### EXERCISE INPUT
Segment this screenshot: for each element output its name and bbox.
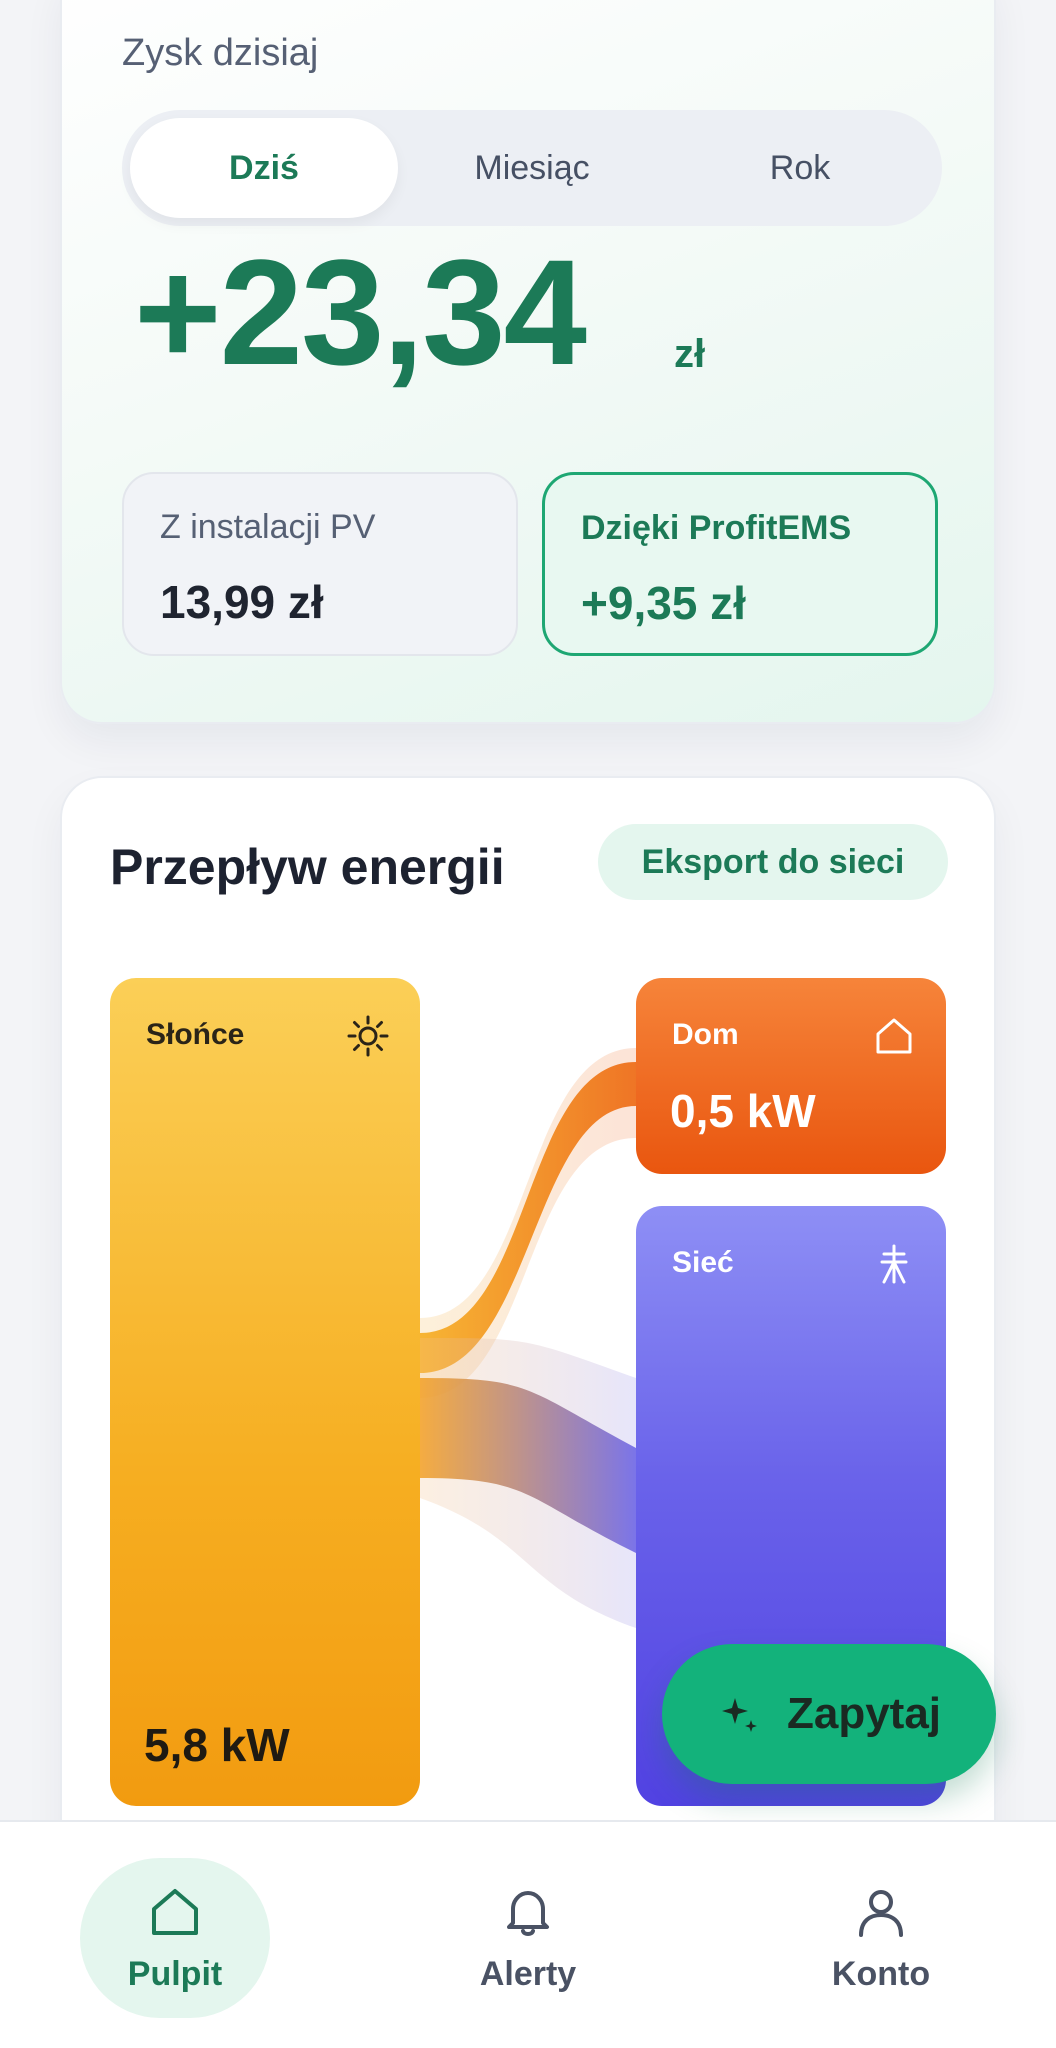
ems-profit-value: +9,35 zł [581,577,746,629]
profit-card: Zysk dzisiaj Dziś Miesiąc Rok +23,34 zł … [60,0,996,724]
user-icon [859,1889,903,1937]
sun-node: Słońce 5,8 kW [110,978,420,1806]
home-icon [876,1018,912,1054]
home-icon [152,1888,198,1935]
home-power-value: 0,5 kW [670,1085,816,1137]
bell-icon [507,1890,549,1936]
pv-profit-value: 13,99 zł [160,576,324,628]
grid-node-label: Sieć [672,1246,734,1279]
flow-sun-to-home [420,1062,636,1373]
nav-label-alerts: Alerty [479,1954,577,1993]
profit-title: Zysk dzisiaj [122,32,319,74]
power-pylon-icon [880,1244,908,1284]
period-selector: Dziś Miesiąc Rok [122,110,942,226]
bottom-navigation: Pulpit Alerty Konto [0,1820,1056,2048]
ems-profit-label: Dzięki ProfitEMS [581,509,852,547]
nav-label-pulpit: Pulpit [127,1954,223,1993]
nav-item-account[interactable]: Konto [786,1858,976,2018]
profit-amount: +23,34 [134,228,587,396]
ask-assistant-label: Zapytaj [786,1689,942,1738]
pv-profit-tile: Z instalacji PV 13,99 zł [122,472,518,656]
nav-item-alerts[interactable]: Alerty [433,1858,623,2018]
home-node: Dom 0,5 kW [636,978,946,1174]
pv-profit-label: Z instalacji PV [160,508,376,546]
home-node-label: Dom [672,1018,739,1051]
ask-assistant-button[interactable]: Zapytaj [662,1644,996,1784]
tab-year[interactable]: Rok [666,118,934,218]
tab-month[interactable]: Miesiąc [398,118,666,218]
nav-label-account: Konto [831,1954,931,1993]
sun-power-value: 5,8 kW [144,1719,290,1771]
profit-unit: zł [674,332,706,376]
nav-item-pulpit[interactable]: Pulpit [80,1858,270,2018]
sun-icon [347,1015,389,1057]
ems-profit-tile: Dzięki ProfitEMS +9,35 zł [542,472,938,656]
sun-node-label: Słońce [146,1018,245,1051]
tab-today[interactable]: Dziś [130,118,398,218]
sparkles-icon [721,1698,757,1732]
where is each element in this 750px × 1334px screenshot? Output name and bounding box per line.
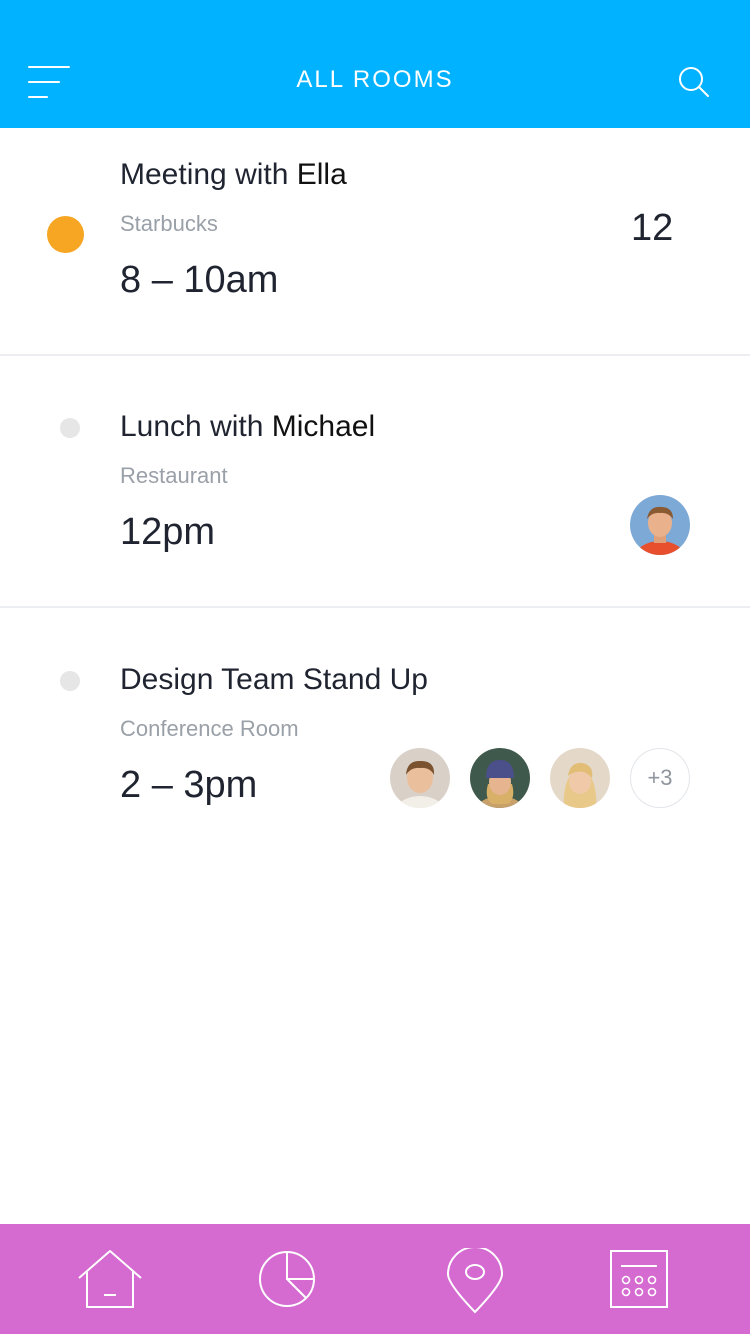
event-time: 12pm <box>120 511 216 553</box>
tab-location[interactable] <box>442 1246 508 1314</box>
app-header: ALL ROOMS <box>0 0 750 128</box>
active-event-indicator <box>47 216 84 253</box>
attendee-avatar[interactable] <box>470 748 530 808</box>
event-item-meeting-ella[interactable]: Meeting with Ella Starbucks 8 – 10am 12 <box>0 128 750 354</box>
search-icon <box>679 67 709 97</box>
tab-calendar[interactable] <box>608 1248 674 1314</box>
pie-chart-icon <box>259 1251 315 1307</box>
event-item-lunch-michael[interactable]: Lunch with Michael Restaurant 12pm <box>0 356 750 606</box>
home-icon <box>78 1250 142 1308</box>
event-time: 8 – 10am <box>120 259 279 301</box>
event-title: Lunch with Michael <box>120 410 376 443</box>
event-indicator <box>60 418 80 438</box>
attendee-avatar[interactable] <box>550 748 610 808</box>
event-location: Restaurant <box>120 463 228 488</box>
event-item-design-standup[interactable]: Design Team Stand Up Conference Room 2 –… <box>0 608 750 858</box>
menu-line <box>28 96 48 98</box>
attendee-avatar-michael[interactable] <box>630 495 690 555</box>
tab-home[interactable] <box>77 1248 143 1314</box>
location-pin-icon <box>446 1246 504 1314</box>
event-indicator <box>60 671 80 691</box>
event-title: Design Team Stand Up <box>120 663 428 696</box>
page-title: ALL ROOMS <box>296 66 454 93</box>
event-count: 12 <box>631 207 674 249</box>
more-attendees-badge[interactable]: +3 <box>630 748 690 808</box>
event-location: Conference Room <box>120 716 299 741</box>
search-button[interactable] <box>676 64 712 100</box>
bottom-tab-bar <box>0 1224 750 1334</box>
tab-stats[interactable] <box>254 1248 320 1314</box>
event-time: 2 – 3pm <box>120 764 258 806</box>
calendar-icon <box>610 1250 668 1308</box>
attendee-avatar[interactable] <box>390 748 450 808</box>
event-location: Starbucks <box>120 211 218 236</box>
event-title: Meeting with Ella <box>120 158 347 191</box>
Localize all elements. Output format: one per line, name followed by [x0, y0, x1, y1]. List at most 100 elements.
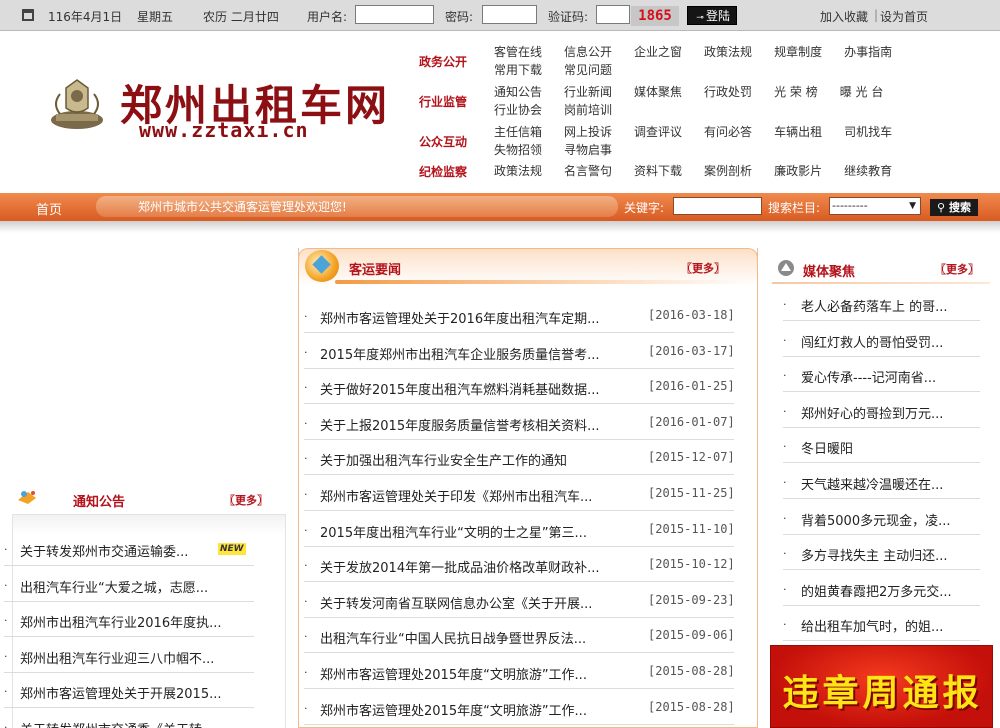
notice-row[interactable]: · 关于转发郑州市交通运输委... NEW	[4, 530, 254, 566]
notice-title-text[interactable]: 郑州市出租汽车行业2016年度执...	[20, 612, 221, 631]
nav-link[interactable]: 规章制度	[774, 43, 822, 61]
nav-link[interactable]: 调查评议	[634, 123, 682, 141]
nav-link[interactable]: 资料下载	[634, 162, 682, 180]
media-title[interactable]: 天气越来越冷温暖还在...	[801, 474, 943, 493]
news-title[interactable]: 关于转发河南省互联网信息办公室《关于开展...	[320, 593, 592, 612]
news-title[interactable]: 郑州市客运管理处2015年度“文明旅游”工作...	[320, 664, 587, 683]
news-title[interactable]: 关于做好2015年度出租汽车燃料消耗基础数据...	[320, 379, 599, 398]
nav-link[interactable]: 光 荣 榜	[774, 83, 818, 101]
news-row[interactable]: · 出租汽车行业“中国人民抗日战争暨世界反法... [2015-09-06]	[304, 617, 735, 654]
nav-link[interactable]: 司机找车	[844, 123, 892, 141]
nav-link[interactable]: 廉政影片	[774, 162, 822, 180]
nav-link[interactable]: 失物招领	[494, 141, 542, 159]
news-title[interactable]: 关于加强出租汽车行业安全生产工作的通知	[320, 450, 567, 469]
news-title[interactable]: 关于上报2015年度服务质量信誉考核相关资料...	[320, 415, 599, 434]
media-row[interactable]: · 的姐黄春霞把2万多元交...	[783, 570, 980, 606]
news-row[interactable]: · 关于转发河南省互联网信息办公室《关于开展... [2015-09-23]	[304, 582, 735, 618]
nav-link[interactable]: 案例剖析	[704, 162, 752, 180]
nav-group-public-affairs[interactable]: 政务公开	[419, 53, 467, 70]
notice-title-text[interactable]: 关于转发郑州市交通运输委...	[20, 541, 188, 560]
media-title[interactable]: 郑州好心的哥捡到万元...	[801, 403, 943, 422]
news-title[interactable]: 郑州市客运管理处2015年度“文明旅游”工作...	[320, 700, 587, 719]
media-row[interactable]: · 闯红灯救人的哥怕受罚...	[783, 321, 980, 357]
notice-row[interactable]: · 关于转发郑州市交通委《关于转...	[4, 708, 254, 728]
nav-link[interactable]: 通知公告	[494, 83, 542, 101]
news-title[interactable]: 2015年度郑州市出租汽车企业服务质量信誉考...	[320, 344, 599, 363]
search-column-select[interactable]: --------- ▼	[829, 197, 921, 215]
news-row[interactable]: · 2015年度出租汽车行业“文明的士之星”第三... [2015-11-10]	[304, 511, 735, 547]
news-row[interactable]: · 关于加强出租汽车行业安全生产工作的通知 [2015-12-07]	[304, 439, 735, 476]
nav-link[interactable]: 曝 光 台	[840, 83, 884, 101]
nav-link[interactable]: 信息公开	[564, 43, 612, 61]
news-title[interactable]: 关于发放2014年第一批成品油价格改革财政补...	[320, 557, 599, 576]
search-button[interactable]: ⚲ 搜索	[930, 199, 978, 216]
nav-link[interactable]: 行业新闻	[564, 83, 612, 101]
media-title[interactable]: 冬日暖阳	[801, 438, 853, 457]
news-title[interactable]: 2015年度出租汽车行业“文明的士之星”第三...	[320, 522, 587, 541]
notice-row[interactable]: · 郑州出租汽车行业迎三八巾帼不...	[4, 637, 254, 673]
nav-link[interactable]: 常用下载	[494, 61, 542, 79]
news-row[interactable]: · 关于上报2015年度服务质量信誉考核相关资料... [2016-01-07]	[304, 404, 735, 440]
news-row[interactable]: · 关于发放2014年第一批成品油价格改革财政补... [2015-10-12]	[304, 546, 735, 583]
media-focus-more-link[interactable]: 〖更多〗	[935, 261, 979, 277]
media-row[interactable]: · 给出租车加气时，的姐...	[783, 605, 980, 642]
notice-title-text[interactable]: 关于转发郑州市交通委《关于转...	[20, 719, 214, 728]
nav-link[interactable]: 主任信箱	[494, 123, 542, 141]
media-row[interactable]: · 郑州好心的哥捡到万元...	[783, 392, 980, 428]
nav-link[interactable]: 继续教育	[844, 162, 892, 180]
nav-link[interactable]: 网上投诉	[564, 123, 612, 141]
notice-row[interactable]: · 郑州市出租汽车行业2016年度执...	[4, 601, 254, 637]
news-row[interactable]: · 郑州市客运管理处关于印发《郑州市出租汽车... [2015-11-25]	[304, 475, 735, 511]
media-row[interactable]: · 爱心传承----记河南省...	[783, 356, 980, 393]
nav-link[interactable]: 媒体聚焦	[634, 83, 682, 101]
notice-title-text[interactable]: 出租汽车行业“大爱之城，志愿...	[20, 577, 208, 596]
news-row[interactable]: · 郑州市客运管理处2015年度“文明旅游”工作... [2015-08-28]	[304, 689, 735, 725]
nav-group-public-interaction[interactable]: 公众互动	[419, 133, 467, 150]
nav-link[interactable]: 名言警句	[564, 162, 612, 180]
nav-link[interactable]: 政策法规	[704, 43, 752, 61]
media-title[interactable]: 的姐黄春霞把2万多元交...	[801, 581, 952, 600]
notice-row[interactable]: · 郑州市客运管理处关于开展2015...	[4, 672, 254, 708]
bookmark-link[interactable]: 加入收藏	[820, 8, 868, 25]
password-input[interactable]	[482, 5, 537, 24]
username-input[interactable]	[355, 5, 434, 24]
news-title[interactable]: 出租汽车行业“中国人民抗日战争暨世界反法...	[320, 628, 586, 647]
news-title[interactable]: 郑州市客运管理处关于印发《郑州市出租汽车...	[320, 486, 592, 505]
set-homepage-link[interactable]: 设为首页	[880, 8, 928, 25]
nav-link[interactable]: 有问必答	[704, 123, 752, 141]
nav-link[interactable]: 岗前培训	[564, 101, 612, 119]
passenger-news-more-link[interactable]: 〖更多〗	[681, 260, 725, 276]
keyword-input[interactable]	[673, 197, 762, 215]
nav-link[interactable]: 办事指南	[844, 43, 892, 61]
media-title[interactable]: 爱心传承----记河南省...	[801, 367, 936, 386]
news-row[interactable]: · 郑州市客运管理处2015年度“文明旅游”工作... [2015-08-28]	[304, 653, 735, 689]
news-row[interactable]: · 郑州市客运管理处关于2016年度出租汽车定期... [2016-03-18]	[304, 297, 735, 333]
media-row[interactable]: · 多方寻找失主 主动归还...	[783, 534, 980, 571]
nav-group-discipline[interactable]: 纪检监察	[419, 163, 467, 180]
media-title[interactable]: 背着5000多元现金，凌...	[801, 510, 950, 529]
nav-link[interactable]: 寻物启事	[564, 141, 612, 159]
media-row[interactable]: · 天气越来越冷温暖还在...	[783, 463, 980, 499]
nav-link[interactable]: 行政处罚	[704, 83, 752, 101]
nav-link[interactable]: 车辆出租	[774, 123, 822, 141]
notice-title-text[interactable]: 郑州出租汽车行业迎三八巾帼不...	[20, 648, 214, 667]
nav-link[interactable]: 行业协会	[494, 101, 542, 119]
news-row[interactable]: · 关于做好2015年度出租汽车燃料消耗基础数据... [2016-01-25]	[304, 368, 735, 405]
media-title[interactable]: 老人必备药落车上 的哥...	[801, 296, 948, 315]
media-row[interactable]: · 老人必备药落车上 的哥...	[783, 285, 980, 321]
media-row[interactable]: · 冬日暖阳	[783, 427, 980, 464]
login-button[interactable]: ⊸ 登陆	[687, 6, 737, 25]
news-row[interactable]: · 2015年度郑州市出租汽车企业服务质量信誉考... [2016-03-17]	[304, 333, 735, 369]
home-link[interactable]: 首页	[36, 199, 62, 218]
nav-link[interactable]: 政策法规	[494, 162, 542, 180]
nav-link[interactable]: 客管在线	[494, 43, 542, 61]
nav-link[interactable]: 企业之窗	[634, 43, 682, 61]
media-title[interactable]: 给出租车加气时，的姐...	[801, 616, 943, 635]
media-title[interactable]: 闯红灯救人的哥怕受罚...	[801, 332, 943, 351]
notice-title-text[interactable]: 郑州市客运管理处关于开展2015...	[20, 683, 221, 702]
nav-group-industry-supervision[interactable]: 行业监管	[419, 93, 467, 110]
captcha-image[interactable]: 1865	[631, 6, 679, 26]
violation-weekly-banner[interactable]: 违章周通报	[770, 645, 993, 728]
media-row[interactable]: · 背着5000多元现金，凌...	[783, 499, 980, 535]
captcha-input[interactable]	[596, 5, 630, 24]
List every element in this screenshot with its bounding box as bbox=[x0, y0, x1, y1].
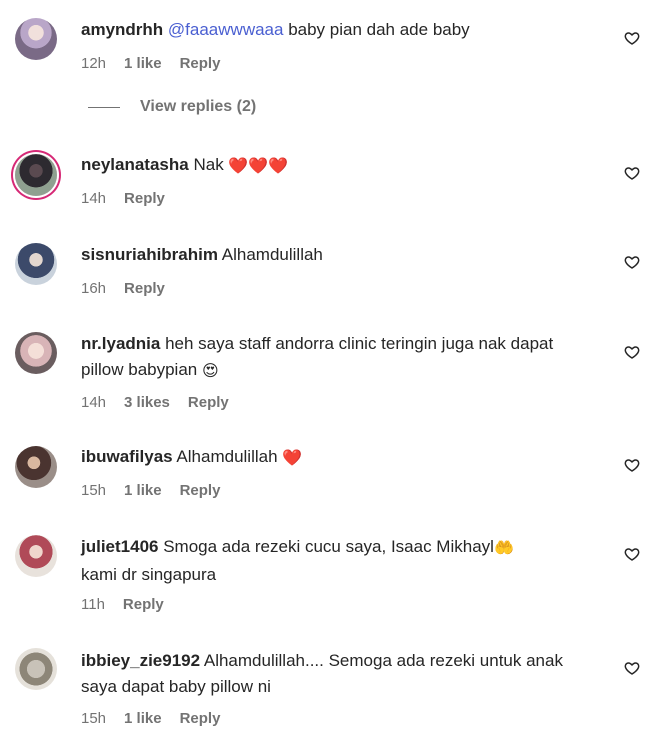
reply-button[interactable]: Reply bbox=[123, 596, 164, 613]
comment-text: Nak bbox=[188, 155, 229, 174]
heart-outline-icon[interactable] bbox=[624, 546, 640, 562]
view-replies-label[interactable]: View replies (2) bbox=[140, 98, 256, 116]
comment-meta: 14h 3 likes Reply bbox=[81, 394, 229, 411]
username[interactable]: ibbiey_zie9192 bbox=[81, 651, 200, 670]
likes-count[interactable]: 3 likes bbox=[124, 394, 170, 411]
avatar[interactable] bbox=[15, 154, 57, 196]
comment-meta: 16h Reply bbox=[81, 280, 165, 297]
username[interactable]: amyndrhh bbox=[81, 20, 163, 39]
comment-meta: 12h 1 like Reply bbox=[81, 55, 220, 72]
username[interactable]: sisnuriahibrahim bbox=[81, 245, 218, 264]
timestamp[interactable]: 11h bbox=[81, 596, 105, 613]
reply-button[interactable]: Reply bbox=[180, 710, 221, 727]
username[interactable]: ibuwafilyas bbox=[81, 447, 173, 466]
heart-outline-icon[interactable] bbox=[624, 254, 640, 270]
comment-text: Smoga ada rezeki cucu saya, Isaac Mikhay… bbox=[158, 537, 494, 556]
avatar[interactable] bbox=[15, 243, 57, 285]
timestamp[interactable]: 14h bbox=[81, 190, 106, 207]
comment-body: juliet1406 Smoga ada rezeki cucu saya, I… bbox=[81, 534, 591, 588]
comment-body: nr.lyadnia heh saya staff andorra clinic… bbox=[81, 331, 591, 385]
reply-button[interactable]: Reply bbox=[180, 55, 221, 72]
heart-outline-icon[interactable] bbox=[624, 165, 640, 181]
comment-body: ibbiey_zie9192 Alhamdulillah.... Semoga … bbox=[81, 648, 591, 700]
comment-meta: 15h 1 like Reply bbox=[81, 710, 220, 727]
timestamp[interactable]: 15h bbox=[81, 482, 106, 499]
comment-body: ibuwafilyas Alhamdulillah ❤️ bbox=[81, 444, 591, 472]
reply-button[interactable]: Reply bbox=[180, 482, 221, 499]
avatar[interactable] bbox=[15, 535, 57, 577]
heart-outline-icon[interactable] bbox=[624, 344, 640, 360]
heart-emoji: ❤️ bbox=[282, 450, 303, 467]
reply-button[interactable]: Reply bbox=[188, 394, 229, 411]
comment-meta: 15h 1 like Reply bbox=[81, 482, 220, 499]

### YOUR OBJECTIVE
Present everything in the material from the line containing "ems-profit-value: +9,35 zł [581,577,746,629]" down to the line containing "flow-sun-to-home [420,1062,636,1373]" as a numbered list, including both of those lines and leaving out any blank lines.

### WRITTEN SOLUTION
1. ems-profit-value: +9,35 zł [581,577,746,629]
2. profit-card: Zysk dzisiaj Dziś Miesiąc Rok +23,34 zł … [60,0,996,724]
3. user-icon [859,1889,903,1937]
4. sun-node: Słońce 5,8 kW [110,978,420,1806]
5. home-icon [876,1018,912,1054]
6. home-icon [152,1888,198,1935]
7. home-power-value: 0,5 kW [670,1085,816,1137]
8. bell-icon [507,1890,549,1936]
9. pv-profit-value: 13,99 zł [160,576,324,628]
10. grid-node-label: Sieć [672,1246,734,1279]
11. flow-sun-to-home [420,1062,636,1373]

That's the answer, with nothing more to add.